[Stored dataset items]
▼
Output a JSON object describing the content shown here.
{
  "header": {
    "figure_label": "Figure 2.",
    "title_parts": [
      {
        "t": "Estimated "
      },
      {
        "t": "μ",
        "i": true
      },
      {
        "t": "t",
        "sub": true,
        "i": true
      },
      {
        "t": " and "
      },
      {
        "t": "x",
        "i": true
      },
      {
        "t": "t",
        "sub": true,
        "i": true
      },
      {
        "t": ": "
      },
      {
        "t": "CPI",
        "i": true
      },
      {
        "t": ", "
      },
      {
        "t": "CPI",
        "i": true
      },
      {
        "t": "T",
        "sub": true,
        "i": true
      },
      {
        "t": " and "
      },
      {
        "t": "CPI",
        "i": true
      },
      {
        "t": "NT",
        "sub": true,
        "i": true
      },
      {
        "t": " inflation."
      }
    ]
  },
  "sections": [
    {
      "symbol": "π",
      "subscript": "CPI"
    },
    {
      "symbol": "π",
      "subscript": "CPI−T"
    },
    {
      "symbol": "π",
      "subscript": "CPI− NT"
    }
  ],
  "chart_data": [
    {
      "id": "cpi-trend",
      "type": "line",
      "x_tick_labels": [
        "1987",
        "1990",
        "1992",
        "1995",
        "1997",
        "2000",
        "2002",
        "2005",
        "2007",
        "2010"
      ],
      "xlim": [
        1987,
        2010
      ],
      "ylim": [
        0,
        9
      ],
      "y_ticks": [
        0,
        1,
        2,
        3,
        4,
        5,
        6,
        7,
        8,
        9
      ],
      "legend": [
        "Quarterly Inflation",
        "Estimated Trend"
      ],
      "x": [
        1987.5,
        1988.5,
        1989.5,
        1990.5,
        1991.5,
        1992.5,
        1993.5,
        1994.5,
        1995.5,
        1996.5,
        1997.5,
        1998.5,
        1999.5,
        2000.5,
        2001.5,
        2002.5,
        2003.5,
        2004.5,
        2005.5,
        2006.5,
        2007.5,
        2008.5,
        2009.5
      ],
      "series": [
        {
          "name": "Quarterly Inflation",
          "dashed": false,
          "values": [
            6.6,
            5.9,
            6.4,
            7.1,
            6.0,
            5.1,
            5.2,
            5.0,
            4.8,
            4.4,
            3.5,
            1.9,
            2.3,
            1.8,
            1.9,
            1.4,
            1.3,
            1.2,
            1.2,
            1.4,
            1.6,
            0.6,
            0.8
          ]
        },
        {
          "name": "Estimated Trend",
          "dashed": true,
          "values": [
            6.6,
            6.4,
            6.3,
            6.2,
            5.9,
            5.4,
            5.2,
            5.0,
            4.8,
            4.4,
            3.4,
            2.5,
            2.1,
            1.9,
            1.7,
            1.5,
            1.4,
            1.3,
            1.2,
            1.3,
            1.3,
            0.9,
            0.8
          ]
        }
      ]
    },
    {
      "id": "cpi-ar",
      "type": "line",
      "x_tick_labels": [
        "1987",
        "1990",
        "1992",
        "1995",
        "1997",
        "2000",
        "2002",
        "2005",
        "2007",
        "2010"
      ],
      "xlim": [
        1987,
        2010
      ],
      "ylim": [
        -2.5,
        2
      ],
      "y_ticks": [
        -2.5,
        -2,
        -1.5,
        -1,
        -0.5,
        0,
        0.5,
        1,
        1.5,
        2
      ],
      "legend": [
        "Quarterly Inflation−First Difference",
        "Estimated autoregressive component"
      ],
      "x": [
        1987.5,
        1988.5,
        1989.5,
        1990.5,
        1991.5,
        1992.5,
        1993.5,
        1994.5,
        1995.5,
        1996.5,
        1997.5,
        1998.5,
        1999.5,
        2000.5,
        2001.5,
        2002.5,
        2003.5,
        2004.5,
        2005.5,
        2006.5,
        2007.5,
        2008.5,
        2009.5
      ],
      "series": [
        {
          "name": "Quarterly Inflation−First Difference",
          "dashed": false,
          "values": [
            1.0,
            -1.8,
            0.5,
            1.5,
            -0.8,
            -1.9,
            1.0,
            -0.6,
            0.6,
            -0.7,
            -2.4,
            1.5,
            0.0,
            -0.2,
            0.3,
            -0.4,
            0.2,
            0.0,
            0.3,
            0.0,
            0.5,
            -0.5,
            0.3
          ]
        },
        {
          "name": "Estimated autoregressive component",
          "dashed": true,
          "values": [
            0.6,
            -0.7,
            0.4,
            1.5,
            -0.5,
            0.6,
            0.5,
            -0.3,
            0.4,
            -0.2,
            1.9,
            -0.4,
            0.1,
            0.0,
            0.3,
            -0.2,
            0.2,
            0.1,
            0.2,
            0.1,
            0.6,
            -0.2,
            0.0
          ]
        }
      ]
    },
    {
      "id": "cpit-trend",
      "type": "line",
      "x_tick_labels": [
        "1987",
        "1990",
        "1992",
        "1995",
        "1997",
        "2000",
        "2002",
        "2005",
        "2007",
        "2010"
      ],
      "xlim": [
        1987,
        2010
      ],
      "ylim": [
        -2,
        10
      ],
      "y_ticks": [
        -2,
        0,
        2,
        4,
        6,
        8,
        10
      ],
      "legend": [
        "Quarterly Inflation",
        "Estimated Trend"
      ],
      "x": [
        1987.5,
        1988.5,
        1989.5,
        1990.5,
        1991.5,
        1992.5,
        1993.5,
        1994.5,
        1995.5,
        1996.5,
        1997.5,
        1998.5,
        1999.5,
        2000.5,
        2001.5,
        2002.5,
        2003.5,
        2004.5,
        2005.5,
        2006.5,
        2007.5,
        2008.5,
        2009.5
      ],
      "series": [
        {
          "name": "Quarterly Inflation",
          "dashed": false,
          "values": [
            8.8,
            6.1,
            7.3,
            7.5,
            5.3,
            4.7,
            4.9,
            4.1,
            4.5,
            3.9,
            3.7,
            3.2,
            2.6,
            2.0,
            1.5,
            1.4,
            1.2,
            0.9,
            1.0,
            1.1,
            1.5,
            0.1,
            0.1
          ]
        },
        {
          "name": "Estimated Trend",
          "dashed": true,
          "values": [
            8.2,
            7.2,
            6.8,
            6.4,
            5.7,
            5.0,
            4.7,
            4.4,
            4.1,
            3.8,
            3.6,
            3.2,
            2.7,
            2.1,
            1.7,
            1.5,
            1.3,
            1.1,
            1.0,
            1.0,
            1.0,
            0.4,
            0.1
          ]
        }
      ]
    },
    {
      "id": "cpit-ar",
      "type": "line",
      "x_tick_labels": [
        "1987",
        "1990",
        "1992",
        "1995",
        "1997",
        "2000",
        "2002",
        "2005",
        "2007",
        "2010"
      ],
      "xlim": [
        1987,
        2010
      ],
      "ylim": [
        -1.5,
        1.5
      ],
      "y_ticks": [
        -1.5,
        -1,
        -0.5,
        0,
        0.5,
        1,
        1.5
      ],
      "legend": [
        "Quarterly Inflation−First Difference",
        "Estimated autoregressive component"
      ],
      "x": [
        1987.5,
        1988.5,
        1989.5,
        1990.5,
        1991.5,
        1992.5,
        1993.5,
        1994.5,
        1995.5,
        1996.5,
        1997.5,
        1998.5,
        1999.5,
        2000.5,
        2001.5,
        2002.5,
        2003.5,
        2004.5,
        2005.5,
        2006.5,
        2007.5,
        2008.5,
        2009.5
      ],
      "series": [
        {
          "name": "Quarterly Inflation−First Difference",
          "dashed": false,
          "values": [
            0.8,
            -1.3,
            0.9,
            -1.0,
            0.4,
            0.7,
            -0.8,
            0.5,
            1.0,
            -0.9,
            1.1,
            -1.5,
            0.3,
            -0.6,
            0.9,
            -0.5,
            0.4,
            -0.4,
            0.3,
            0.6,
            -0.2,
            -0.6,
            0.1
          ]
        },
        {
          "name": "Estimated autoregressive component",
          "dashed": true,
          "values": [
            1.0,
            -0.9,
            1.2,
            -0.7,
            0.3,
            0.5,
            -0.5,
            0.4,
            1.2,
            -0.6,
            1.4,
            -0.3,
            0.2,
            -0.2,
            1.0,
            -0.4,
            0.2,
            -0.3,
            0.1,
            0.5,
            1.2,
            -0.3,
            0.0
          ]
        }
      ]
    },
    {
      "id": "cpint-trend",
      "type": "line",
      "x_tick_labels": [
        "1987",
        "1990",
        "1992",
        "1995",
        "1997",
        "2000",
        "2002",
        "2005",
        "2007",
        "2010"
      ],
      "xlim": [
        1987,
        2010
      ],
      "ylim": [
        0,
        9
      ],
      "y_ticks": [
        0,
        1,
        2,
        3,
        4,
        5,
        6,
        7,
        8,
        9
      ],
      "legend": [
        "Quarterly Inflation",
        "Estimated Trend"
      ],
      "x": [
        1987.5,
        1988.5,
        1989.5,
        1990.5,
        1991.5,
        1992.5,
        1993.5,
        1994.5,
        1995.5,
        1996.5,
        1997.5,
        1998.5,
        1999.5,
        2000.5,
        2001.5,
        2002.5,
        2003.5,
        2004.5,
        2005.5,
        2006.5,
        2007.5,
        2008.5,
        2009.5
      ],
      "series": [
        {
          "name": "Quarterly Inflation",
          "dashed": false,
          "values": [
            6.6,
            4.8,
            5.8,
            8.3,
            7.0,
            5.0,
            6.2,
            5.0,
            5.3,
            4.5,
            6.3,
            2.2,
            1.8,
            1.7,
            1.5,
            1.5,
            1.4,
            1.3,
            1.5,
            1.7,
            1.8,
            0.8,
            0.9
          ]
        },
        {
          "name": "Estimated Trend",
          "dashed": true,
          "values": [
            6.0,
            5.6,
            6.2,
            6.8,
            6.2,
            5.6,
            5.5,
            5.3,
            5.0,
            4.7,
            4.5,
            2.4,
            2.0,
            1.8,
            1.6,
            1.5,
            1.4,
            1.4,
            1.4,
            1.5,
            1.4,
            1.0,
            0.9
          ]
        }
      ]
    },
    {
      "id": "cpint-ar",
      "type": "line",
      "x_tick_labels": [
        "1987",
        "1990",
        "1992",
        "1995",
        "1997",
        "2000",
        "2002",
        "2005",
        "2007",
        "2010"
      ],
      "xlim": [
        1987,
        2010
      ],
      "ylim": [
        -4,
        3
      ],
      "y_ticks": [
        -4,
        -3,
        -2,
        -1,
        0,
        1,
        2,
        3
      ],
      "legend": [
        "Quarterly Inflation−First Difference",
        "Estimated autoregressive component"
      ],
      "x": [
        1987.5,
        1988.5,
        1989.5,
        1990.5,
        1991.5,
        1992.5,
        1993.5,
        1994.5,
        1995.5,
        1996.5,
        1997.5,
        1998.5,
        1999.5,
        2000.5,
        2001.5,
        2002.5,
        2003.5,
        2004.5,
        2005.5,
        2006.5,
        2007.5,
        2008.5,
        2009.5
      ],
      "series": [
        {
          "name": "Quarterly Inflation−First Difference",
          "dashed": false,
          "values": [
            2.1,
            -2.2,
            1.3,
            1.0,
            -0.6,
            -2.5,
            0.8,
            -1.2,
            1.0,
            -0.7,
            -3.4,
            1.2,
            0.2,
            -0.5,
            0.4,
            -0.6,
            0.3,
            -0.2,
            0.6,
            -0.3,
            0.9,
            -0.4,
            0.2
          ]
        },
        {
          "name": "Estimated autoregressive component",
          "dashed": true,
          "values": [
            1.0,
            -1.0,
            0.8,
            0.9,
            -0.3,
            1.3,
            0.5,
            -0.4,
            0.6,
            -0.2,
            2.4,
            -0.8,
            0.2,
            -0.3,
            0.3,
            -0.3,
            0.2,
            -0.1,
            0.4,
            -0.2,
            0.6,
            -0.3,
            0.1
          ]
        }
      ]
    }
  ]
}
▲
◆ TASK INSTRUCTIONS
From the data, pick out every line that includes "subscript".

◆ TASK RESULT
      "subscript": "CPI"
      "subscript": "CPI−T"
      "subscript": "CPI− NT"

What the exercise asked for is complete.